┏━━
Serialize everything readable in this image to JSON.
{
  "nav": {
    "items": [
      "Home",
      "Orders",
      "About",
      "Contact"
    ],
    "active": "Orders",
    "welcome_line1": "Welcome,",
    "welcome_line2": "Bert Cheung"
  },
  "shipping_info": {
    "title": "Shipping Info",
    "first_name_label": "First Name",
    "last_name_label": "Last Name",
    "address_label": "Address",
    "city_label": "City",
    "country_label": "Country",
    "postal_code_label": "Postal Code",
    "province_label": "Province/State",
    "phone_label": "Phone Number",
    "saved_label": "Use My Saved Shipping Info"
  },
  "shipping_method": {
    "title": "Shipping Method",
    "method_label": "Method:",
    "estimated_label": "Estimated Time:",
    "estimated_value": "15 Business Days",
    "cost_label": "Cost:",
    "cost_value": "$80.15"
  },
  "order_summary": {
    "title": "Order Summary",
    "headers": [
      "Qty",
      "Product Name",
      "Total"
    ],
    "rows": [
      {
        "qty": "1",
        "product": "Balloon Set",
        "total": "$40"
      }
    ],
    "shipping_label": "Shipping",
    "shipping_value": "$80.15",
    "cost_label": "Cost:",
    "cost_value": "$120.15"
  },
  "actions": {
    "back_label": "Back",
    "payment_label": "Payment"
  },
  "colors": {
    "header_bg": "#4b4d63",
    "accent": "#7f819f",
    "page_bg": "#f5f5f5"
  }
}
┗━━
Filter the listing above for the string "title" and copy every matching line.

#### Written answer:
    "title": "Shipping Info",
    "title": "Shipping Method",
    "title": "Order Summary",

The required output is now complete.